Task to complete:
Please go line by line through the material and copy each one containing the word "name".

####################

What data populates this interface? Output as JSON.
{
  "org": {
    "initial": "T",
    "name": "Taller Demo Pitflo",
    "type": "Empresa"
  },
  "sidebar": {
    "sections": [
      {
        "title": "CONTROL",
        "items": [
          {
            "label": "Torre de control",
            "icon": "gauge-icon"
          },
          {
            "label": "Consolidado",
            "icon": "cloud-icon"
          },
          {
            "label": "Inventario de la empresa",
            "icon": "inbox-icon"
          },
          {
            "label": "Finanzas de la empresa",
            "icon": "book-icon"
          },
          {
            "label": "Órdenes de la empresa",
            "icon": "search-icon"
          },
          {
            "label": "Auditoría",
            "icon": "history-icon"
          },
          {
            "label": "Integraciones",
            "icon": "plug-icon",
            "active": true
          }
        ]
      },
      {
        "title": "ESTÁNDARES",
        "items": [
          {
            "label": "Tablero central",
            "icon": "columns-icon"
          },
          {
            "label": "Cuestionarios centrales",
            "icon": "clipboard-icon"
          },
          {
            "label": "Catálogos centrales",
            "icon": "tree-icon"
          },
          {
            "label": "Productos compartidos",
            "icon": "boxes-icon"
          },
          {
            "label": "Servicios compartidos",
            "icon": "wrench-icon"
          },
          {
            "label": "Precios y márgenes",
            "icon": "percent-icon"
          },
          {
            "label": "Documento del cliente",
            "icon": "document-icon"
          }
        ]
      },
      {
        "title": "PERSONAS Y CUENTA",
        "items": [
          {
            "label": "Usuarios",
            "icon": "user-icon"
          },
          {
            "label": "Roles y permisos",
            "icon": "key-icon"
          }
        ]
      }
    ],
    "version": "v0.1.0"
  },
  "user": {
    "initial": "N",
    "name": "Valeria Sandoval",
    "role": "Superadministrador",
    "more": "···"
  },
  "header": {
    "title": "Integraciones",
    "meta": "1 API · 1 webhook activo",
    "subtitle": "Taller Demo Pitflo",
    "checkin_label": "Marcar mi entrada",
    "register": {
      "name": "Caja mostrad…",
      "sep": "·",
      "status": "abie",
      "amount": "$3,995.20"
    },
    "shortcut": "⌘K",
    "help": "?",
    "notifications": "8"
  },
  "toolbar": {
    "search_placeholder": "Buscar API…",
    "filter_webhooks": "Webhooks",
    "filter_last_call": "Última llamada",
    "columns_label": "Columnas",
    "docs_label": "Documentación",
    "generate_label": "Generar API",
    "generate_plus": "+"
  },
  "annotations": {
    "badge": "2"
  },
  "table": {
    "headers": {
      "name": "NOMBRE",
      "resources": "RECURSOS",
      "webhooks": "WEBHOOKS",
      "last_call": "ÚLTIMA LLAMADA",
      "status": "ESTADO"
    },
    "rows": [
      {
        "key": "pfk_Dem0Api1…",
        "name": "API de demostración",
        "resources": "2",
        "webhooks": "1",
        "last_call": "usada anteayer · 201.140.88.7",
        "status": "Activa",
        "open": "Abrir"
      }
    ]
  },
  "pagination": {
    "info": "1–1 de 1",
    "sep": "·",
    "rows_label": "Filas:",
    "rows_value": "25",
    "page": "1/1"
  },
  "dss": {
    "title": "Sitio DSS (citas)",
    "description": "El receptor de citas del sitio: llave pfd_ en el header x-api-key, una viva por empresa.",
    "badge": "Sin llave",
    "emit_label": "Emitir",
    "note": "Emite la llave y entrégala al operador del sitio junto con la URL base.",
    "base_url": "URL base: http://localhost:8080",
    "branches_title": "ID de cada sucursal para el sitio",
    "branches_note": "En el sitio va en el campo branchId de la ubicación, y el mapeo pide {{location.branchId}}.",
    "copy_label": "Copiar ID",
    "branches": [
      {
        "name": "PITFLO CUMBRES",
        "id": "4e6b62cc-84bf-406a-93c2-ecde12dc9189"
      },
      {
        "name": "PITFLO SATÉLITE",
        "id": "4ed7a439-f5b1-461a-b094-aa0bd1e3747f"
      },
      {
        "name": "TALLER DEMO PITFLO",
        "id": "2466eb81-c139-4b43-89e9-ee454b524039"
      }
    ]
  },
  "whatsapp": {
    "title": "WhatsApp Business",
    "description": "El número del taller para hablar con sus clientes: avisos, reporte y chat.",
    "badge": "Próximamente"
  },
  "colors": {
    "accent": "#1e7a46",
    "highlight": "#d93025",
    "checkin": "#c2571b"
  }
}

####################

Expected answer:
    "name": "Taller Demo Pitflo",
    "name": "Valeria Sandoval",
      "name": "Caja mostrad…",
      "name": "NOMBRE",
        "name": "API de demostración",
        "name": "PITFLO CUMBRES",
        "name": "PITFLO SATÉLITE",
        "name": "TALLER DEMO PITFLO",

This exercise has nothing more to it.